(Saved data entries)
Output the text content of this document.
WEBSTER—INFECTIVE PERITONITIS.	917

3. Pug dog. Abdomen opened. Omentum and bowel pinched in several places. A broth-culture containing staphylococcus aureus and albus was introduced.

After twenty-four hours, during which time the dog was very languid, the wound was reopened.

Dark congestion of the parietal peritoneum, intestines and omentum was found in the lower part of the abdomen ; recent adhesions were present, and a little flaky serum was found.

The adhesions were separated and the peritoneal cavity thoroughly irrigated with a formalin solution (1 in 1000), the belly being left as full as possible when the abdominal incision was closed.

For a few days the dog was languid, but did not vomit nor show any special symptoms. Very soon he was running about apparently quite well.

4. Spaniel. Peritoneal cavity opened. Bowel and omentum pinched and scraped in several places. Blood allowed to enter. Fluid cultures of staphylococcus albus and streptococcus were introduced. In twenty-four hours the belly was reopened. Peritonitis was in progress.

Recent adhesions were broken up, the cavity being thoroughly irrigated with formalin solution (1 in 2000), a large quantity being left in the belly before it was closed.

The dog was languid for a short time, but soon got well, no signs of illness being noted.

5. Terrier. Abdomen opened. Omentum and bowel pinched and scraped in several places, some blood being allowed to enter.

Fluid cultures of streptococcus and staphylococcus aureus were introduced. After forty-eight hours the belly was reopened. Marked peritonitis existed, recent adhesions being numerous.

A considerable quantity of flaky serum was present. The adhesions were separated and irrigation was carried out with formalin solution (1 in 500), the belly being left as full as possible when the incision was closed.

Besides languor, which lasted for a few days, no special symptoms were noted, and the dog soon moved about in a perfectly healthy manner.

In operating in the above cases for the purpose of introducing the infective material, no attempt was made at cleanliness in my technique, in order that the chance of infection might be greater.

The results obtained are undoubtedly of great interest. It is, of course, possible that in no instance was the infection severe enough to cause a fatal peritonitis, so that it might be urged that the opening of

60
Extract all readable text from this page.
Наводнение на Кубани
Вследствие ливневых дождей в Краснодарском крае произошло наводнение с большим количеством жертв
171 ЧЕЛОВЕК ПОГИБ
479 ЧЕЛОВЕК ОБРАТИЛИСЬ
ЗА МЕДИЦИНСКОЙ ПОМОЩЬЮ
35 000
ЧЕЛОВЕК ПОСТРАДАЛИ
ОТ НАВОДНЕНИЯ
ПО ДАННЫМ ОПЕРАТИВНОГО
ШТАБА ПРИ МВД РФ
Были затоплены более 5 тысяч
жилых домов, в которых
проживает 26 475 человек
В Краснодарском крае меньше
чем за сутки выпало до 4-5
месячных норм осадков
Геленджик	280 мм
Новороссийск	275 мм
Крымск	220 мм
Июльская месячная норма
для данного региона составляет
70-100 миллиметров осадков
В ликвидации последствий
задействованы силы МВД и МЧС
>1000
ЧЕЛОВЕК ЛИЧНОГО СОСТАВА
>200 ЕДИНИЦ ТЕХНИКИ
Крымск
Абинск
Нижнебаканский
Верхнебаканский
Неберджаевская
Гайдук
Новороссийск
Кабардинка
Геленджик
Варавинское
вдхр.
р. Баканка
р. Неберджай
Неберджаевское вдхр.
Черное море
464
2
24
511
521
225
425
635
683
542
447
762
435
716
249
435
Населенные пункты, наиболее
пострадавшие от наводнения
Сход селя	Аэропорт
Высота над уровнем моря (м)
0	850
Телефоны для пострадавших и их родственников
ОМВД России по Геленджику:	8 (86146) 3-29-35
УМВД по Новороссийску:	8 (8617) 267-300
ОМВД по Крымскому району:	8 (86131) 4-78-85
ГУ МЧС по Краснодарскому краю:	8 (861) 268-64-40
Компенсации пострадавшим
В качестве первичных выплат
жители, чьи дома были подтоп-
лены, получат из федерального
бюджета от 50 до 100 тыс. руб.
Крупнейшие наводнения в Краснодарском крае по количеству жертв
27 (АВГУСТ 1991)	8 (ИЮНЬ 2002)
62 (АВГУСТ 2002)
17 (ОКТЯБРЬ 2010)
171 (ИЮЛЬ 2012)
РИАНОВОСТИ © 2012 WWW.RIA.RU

## Required work
Return each entry from the material above exactly as it appears.

## Solution to the exercise
Output the text content of this document.
WEBSTER—INFECTIVE PERITONITIS.	917

3. Pug dog. Abdomen opened. Omentum and bowel pinched in several places. A broth-culture containing staphylococcus aureus and albus was introduced.

After twenty-four hours, during which time the dog was very languid, the wound was reopened.

Dark congestion of the parietal peritoneum, intestines and omentum was found in the lower part of the abdomen ; recent adhesions were present, and a little flaky serum was found.

The adhesions were separated and the peritoneal cavity thoroughly irrigated with a formalin solution (1 in 1000), the belly being left as full as possible when the abdominal incision was closed.

For a few days the dog was languid, but did not vomit nor show any special symptoms. Very soon he was running about apparently quite well.

4. Spaniel. Peritoneal cavity opened. Bowel and omentum pinched and scraped in several places. Blood allowed to enter. Fluid cultures of staphylococcus albus and streptococcus were introduced. In twenty-four hours the belly was reopened. Peritonitis was in progress.

Recent adhesions were broken up, the cavity being thoroughly irrigated with formalin solution (1 in 2000), a large quantity being left in the belly before it was closed.

The dog was languid for a short time, but soon got well, no signs of illness being noted.

5. Terrier. Abdomen opened. Omentum and bowel pinched and scraped in several places, some blood being allowed to enter.

Fluid cultures of streptococcus and staphylococcus aureus were introduced. After forty-eight hours the belly was reopened. Marked peritonitis existed, recent adhesions being numerous.

A considerable quantity of flaky serum was present. The adhesions were separated and irrigation was carried out with formalin solution (1 in 500), the belly being left as full as possible when the incision was closed.

Besides languor, which lasted for a few days, no special symptoms were noted, and the dog soon moved about in a perfectly healthy manner.

In operating in the above cases for the purpose of introducing the infective material, no attempt was made at cleanliness in my technique, in order that the chance of infection might be greater.

The results obtained are undoubtedly of great interest. It is, of course, possible that in no instance was the infection severe enough to cause a fatal peritonitis, so that it might be urged that the opening of

60
Extract all readable text from this page.
Наводнение на Кубани
Вследствие ливневых дождей в Краснодарском крае произошло наводнение с большим количеством жертв
171 ЧЕЛОВЕК ПОГИБ
479 ЧЕЛОВЕК ОБРАТИЛИСЬ
ЗА МЕДИЦИНСКОЙ ПОМОЩЬЮ
35 000
ЧЕЛОВЕК ПОСТРАДАЛИ
ОТ НАВОДНЕНИЯ
ПО ДАННЫМ ОПЕРАТИВНОГО
ШТАБА ПРИ МВД РФ
Были затоплены более 5 тысяч
жилых домов, в которых
проживает 26 475 человек
В Краснодарском крае меньше
чем за сутки выпало до 4-5
месячных норм осадков
Геленджик	280 мм
Новороссийск	275 мм
Крымск	220 мм
Июльская месячная норма
для данного региона составляет
70-100 миллиметров осадков
В ликвидации последствий
задействованы силы МВД и МЧС
>1000
ЧЕЛОВЕК ЛИЧНОГО СОСТАВА
>200 ЕДИНИЦ ТЕХНИКИ
Крымск
Абинск
Нижнебаканский
Верхнебаканский
Неберджаевская
Гайдук
Новороссийск
Кабардинка
Геленджик
Варавинское
вдхр.
р. Баканка
р. Неберджай
Неберджаевское вдхр.
Черное море
464
2
24
511
521
225
425
635
683
542
447
762
435
716
249
435
Населенные пункты, наиболее
пострадавшие от наводнения
Сход селя	Аэропорт
Высота над уровнем моря (м)
0	850
Телефоны для пострадавших и их родственников
ОМВД России по Геленджику:	8 (86146) 3-29-35
УМВД по Новороссийску:	8 (8617) 267-300
ОМВД по Крымскому району:	8 (86131) 4-78-85
ГУ МЧС по Краснодарскому краю:	8 (861) 268-64-40
Компенсации пострадавшим
В качестве первичных выплат
жители, чьи дома были подтоп-
лены, получат из федерального
бюджета от 50 до 100 тыс. руб.
Крупнейшие наводнения в Краснодарском крае по количеству жертв
27 (АВГУСТ 1991)	8 (ИЮНЬ 2002)
62 (АВГУСТ 2002)
17 (ОКТЯБРЬ 2010)
171 (ИЮЛЬ 2012)
РИАНОВОСТИ © 2012 WWW.RIA.RU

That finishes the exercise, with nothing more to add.